**Problem:**
Return each line below that contains the string "vanuatu", copied in full.

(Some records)
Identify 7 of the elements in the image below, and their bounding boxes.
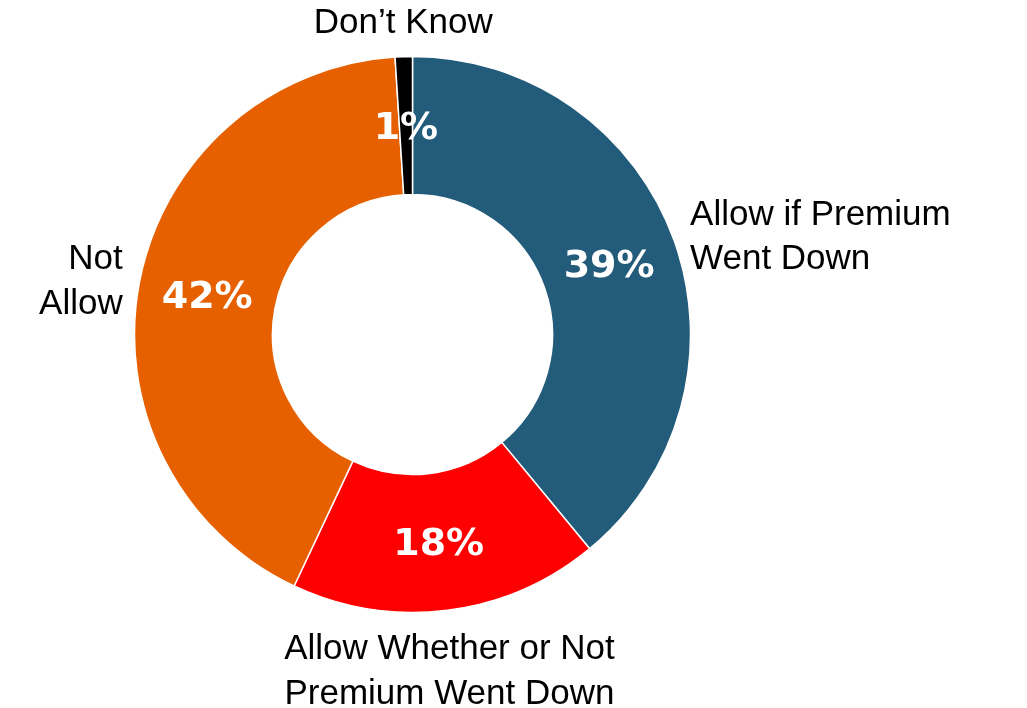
data-label: 39% [563, 241, 655, 286]
data-label: 18% [393, 519, 485, 564]
slice-label: Don’t Know [313, 0, 494, 40]
data-label: 42% [161, 273, 253, 318]
slice-label: Not Allow [39, 237, 124, 322]
slice-label: Allow if Premium Went Down [690, 192, 951, 277]
slice-label: Allow Whether or Not Premium Went Down [284, 627, 616, 708]
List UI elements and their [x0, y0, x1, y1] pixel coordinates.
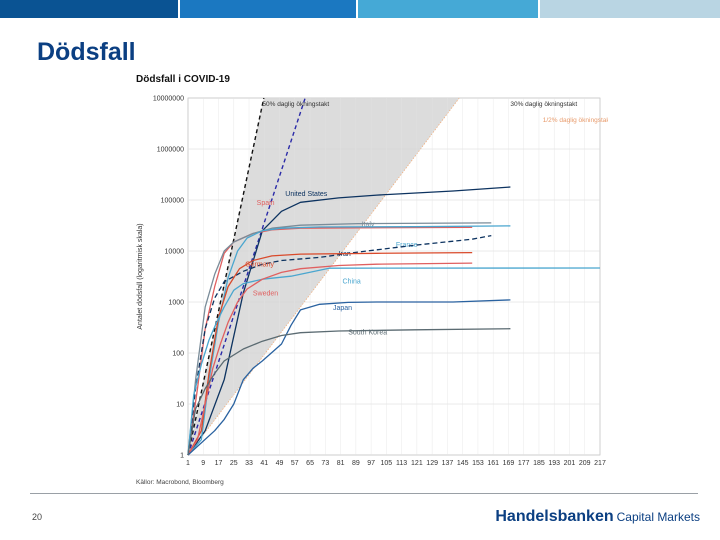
x-tick-label: 33 [245, 460, 253, 467]
x-tick-label: 65 [306, 460, 314, 467]
brand-name: Handelsbanken [495, 508, 614, 525]
series-line [187, 186, 511, 456]
x-tick-label: 81 [337, 460, 345, 467]
reference-line [187, 97, 265, 456]
x-tick-label: 49 [276, 460, 284, 467]
x-tick-label: 113 [396, 460, 407, 467]
series-line [187, 251, 473, 456]
series-line [187, 262, 473, 456]
y-tick-label: 1 [180, 453, 184, 460]
x-tick-label: 73 [321, 460, 329, 467]
series-label: United States [285, 191, 328, 198]
top-band-segment [358, 0, 538, 18]
x-tick-label: 201 [564, 460, 576, 467]
chart-title: Dödsfall i COVID-19 [136, 74, 230, 85]
x-tick-label: 145 [457, 460, 469, 467]
series-line [187, 222, 492, 456]
y-tick-label: 10000000 [153, 96, 184, 103]
x-tick-label: 209 [579, 460, 591, 467]
x-tick-label: 153 [472, 460, 484, 467]
x-tick-label: 41 [260, 460, 268, 467]
series-label: Germany [245, 261, 274, 268]
x-tick-label: 25 [230, 460, 238, 467]
x-tick-label: 97 [367, 460, 375, 467]
x-tick-label: 9 [201, 460, 205, 467]
y-tick-label: 10000 [165, 249, 185, 256]
x-tick-label: 177 [518, 460, 530, 467]
reference-line-label: 50% daglig ökningstakt [262, 101, 329, 108]
x-tick-label: 185 [533, 460, 545, 467]
x-tick-label: 121 [411, 460, 423, 467]
y-tick-label: 100000 [161, 198, 184, 205]
top-band-segment [180, 0, 356, 18]
series-line [187, 299, 511, 456]
y-tick-label: 100 [172, 351, 184, 358]
page-number: 20 [32, 512, 43, 522]
series-label: South Korea [348, 330, 387, 337]
x-tick-label: 193 [548, 460, 560, 467]
series-label: Iran [339, 251, 351, 258]
y-tick-label: 1000000 [157, 147, 184, 154]
x-tick-label: 89 [352, 460, 360, 467]
x-tick-label: 137 [442, 460, 454, 467]
brand-subtitle: Capital Markets [616, 510, 700, 524]
x-tick-label: 57 [291, 460, 299, 467]
series-line [187, 267, 601, 456]
x-tick-label: 169 [503, 460, 515, 467]
series-label: Italy [362, 222, 375, 229]
y-axis-label: Antalet dödsfall (logaritmisk skala) [137, 223, 144, 329]
slide-title: Dödsfall [37, 38, 136, 66]
reference-line-label: 30% daglig ökningstakt [510, 101, 577, 108]
y-tick-label: 1000 [168, 300, 184, 307]
x-tick-label: 217 [594, 460, 606, 467]
series-line [187, 234, 492, 456]
footer-divider [30, 493, 698, 494]
x-tick-label: 17 [215, 460, 223, 467]
x-tick-label: 105 [381, 460, 393, 467]
top-band-segment [540, 0, 720, 18]
covid-deaths-chart: Dödsfall i COVID-19 1 10 100 1000 10000 100000… [136, 74, 608, 486]
series-label: China [343, 279, 361, 286]
series-label: Spain [257, 200, 275, 207]
source-note: Källor: Macrobond, Bloomberg [136, 479, 224, 486]
top-band-segment [0, 0, 178, 18]
series-label: Japan [333, 305, 352, 312]
band-label: 1/2% daglig ökningstakt [543, 117, 608, 124]
series-label: Sweden [253, 290, 278, 297]
x-tick-label: 129 [426, 460, 438, 467]
brand-logo: Handelsbanken Capital Markets [495, 508, 700, 526]
series-line [187, 328, 511, 456]
y-tick-label: 10 [176, 402, 184, 409]
series-label: France [396, 242, 418, 249]
x-tick-label: 1 [186, 460, 190, 467]
x-tick-label: 161 [487, 460, 499, 467]
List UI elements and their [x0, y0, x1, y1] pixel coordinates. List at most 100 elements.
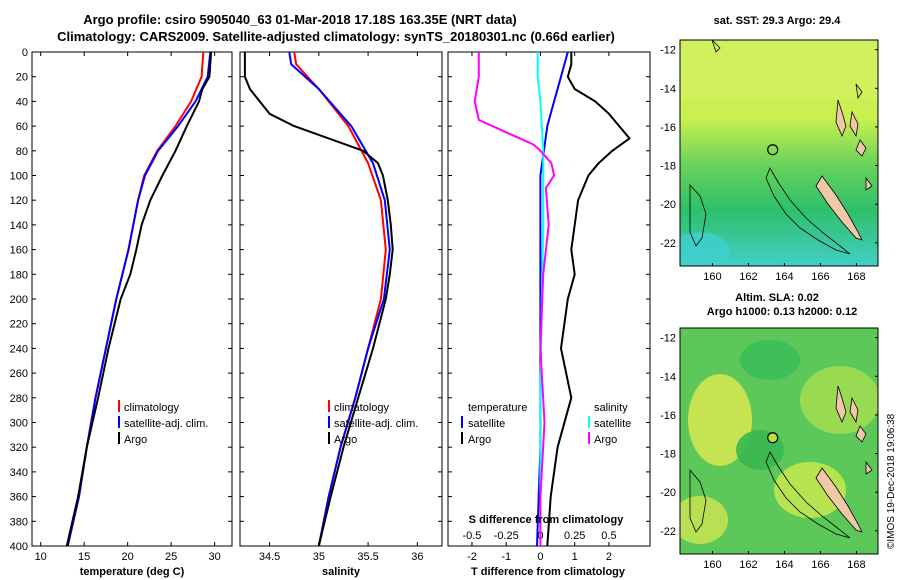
map-x-tick-label: 168 — [847, 271, 865, 283]
depth-tick-label: 20 — [16, 72, 28, 84]
depth-tick-label: 0 — [22, 47, 28, 59]
series-line-t-argo — [546, 52, 631, 546]
series-line-satellite-adj-clim- — [66, 52, 212, 546]
map-y-tick-label: -18 — [660, 449, 676, 461]
depth-tick-label: 340 — [10, 467, 28, 479]
vanuatu-island-2 — [849, 396, 859, 424]
sla-map-x-axis: 160 162 164 166 168 — [703, 551, 866, 571]
map-y-tick-label: -22 — [660, 238, 676, 250]
sst-map-title: sat. SST: 29.3 Argo: 29.4 — [714, 15, 842, 27]
map-y-tick-label: -18 — [660, 161, 676, 173]
reef-outline-west — [689, 183, 707, 247]
depth-tick-label: 180 — [10, 269, 28, 281]
map-y-tick-label: -12 — [660, 45, 676, 57]
series-line-argo — [243, 52, 394, 546]
x-tick-label: 35 — [313, 551, 325, 563]
temperature-axis-label: temperature (deg C) — [80, 566, 185, 578]
sst-map-frame — [679, 39, 879, 267]
vanuatu-island-1 — [835, 385, 847, 424]
t-difference-x-axis: -2 -1 0 1 2 — [467, 52, 612, 563]
series-line-argo — [65, 52, 213, 546]
map-y-tick-label: -20 — [660, 487, 676, 499]
vanuatu-island-5 — [865, 176, 873, 191]
map-y-tick-label: -14 — [660, 371, 676, 383]
legend-label-satellite: satellite-adj. clim. — [124, 418, 208, 430]
x-tick-label: 36 — [411, 551, 423, 563]
map-y-tick-label: -20 — [660, 199, 676, 211]
series-line-climatology — [293, 52, 387, 546]
x-tick-label: 34.5 — [259, 551, 280, 563]
x-tick-label: 20 — [122, 551, 134, 563]
legend-label-argo: Argo — [124, 434, 147, 446]
x-tick-label: 25 — [165, 551, 177, 563]
imos-watermark: ©IMOS 19-Dec-2018 19:06:38 — [886, 413, 897, 549]
map-x-tick-label: 164 — [775, 559, 793, 571]
legend-label-argo: Argo — [334, 434, 357, 446]
depth-tick-label: 240 — [10, 343, 28, 355]
x-tick-label: 2 — [606, 551, 612, 563]
depth-tick-label: 100 — [10, 171, 28, 183]
x-tick-label: 15 — [78, 551, 90, 563]
t-difference-axis-label: T difference from climatology — [471, 566, 626, 578]
x-tick-label: -2 — [467, 551, 477, 563]
legend-heading-salinity: salinity — [594, 402, 628, 414]
sst-cool-patch — [680, 232, 730, 266]
depth-tick-label: 200 — [10, 294, 28, 306]
salinity-x-axis: 34.5 35 35.5 36 — [259, 52, 423, 563]
s-diff-tick-label: 0.25 — [564, 530, 585, 542]
s-difference-x-axis: -0.5 -0.25 0 0.25 0.5 — [462, 530, 616, 542]
series-line-satellite-adj-clim- — [288, 52, 391, 546]
s-diff-tick-label: -0.5 — [462, 530, 481, 542]
sla-map-y-axis: -12 -14 -16 -18 -20 -22 — [660, 333, 878, 538]
salinity-legend: climatology satellite-adj. clim. Argo — [328, 400, 418, 446]
map-y-tick-label: -14 — [660, 83, 676, 95]
depth-tick-label: 40 — [16, 96, 28, 108]
reef-outline-west — [689, 468, 707, 533]
temperature-legend: climatology satellite-adj. clim. Argo — [118, 400, 208, 446]
depth-tick-label: 360 — [10, 492, 28, 504]
sla-high-1 — [688, 374, 752, 466]
s-diff-tick-label: 0.5 — [601, 530, 616, 542]
depth-tick-label: 120 — [10, 195, 28, 207]
salinity-axis-label: salinity — [322, 566, 361, 578]
depth-tick-label: 400 — [10, 541, 28, 553]
map-x-tick-label: 162 — [739, 271, 757, 283]
temperature-series — [65, 52, 213, 546]
depth-tick-label: 220 — [10, 319, 28, 331]
vanuatu-island-3 — [855, 139, 867, 157]
legend-label-t-argo: Argo — [468, 434, 491, 446]
sst-map-y-axis: -12 -14 -16 -18 -20 -22 — [660, 45, 878, 250]
map-x-tick-label: 164 — [775, 271, 793, 283]
figure-title-line2: Climatology: CARS2009. Satellite-adjuste… — [57, 29, 615, 44]
sst-float-marker — [767, 144, 779, 156]
sla-float-marker — [767, 432, 779, 444]
map-y-tick-label: -12 — [660, 333, 676, 345]
x-tick-label: 10 — [35, 551, 47, 563]
x-tick-label: -1 — [501, 551, 511, 563]
map-y-tick-label: -16 — [660, 122, 676, 134]
figure-title-line1: Argo profile: csiro 5905040_63 01-Mar-20… — [83, 12, 517, 27]
sla-map-title: Altim. SLA: 0.02 — [735, 292, 819, 304]
difference-series — [473, 52, 631, 546]
reef-outline-north — [711, 40, 721, 53]
new-caledonia-island — [815, 175, 863, 241]
depth-tick-label: 140 — [10, 220, 28, 232]
new-caledonia-island — [815, 467, 863, 533]
s-diff-tick-label: -0.25 — [494, 530, 519, 542]
legend-label-climatology: climatology — [124, 402, 180, 414]
map-x-tick-label: 166 — [811, 271, 829, 283]
sla-low-1 — [740, 340, 800, 380]
x-tick-label: 0 — [537, 551, 543, 563]
lagoon-outline — [765, 167, 851, 255]
sla-map-frame — [679, 327, 879, 555]
legend-label-s-argo: Argo — [594, 434, 617, 446]
depth-axis: 0 20 40 60 80 100 120 140 160 180 200 220 240 260 280 3… — [10, 47, 650, 553]
series-line-s-argo — [473, 52, 556, 546]
series-line-climatology — [66, 52, 205, 546]
sla-map-subtitle: Argo h1000: 0.13 h2000: 0.12 — [707, 306, 857, 318]
depth-tick-label: 300 — [10, 418, 28, 430]
legend-label-t-satellite: satellite — [468, 418, 505, 430]
temperature-panel-frame — [31, 51, 233, 547]
depth-tick-label: 260 — [10, 368, 28, 380]
float-position-marker — [767, 144, 779, 156]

**Output for this exercise:**
vanuatu-island-2 — [849, 396, 859, 424]
vanuatu-island-1 — [835, 385, 847, 424]
vanuatu-island-5 — [865, 176, 873, 191]
vanuatu-island-3 — [855, 139, 867, 157]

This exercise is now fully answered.